__Problem description__.
Keep only the lines where "penning" appears.

__Dataset excerpts__.

┄┄┄┄┄┄

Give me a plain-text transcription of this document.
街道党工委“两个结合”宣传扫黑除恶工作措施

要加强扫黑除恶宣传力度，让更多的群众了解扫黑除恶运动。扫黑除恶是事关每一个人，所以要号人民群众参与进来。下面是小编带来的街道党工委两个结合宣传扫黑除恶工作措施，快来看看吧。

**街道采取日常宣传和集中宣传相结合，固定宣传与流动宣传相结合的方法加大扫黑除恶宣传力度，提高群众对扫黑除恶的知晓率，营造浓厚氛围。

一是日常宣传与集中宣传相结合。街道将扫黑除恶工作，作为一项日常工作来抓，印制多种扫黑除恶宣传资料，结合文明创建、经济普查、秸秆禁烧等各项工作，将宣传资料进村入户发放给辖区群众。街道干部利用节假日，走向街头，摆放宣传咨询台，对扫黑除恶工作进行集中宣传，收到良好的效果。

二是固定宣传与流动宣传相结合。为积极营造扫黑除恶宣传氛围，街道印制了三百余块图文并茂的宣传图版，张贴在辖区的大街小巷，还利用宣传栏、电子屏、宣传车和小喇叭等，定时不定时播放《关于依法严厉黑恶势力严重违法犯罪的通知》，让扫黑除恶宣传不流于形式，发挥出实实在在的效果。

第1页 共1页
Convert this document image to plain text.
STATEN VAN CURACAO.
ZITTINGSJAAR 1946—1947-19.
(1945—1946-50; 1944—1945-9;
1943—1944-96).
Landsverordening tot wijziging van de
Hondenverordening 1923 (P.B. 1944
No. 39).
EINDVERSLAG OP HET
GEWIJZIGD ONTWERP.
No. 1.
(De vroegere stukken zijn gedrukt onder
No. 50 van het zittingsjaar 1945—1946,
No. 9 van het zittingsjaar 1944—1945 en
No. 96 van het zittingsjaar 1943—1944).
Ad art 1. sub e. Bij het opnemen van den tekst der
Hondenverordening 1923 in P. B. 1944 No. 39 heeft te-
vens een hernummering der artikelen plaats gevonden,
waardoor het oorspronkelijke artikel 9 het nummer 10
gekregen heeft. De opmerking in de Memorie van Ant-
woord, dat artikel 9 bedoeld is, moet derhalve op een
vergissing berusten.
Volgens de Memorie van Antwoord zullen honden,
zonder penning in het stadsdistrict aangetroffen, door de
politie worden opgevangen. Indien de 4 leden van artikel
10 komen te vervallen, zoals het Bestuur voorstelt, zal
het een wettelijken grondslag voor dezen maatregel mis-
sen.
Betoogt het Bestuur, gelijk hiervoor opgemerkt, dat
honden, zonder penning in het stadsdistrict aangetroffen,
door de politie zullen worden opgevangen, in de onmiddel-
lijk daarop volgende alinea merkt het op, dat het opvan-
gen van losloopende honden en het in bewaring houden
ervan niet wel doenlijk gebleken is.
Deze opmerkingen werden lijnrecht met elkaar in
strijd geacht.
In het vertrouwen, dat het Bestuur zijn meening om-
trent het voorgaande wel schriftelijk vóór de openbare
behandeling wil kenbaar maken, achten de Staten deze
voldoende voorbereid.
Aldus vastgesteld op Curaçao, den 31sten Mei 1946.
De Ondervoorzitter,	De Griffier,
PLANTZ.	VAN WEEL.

┄┄┄┄┄┄

__Expected output__.
zonder penning in het stadsdistrict aangetroffen, door de
honden, zonder penning in het stadsdistrict aangetroffen,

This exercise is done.